- [What this task involves]: Report the number of lines in the data below that hold "name", without any other words.

- [Supplied information]:
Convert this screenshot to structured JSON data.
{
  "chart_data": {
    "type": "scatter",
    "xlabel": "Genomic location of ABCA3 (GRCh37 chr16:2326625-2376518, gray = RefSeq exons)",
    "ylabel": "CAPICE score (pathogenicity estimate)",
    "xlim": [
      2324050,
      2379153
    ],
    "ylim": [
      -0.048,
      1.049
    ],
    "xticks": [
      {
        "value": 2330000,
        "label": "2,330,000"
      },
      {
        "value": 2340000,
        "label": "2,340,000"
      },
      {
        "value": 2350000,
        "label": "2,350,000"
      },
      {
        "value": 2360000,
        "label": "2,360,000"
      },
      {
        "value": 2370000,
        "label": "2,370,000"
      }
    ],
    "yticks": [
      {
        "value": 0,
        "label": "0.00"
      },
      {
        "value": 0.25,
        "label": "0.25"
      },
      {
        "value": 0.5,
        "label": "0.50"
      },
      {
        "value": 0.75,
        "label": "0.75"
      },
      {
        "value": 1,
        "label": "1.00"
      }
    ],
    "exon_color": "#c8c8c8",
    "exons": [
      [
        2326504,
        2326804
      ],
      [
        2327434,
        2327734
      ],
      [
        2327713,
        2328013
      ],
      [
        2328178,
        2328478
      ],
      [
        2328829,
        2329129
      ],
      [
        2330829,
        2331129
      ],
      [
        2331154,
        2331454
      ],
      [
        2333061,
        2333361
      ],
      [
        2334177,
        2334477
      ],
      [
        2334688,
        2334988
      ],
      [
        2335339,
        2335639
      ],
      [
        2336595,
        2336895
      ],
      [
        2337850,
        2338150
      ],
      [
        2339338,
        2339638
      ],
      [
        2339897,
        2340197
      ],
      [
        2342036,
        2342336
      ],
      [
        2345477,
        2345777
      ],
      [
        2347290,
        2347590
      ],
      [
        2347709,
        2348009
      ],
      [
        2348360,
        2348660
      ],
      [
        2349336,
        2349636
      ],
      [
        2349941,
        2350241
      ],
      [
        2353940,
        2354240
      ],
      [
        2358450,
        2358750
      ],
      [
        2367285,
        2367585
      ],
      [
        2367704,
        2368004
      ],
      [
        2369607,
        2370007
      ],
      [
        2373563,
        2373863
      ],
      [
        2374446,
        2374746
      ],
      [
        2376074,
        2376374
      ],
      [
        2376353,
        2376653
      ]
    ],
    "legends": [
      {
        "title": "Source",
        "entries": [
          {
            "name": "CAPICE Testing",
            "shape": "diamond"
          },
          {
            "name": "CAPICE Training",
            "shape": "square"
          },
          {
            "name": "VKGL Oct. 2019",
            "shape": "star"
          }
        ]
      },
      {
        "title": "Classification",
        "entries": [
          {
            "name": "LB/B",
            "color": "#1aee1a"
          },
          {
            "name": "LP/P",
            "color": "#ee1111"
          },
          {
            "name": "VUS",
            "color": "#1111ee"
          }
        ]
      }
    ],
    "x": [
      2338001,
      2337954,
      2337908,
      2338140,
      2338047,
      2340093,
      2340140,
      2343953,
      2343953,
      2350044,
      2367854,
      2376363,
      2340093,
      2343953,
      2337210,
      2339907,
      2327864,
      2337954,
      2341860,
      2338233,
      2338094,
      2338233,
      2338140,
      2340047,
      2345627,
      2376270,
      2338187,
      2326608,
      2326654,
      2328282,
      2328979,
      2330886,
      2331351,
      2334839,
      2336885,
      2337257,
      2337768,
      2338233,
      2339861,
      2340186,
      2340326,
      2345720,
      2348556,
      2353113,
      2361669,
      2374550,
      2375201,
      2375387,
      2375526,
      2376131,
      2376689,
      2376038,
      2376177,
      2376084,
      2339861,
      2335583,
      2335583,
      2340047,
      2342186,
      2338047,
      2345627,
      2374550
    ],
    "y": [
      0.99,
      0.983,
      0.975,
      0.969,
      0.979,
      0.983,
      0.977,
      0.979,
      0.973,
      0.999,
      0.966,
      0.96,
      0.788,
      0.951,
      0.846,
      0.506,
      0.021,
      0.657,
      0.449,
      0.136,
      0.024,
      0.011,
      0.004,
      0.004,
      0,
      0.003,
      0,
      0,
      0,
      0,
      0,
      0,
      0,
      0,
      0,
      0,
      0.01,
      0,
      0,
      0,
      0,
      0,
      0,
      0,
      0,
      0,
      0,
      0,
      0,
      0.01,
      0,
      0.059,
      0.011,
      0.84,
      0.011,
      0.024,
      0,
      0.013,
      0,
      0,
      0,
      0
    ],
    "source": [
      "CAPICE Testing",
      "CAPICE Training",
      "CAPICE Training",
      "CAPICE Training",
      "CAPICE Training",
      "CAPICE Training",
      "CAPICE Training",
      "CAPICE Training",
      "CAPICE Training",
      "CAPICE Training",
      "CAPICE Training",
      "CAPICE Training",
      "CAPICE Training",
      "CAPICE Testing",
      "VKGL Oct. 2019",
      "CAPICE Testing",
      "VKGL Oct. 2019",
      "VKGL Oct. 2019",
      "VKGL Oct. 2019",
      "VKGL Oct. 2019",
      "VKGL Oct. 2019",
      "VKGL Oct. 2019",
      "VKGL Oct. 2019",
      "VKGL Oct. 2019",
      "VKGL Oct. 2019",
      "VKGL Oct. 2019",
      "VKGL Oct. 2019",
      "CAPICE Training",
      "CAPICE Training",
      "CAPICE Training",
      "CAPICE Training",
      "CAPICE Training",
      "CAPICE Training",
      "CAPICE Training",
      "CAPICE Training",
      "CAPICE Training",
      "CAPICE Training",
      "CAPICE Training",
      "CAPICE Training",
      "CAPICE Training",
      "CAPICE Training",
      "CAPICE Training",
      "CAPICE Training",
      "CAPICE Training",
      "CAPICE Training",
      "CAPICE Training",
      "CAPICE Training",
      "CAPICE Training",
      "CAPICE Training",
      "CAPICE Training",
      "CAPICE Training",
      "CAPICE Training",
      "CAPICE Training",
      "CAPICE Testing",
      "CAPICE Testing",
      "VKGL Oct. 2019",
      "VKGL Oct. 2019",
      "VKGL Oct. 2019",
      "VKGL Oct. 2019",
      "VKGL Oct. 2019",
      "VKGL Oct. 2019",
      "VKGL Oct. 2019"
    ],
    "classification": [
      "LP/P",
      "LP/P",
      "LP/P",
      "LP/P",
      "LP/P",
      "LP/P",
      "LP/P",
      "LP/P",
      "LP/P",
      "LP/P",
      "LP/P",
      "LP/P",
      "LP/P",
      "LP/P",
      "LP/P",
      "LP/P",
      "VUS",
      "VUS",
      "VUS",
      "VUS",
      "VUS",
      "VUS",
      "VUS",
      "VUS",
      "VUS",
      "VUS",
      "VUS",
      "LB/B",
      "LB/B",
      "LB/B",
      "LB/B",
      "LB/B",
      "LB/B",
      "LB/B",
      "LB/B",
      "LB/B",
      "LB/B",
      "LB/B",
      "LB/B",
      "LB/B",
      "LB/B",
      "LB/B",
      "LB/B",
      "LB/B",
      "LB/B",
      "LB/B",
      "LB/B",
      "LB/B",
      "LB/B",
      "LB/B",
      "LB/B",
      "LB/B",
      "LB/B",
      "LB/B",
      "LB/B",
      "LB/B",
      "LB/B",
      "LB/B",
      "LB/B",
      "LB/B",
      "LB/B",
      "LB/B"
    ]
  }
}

- [Solved problem]: 6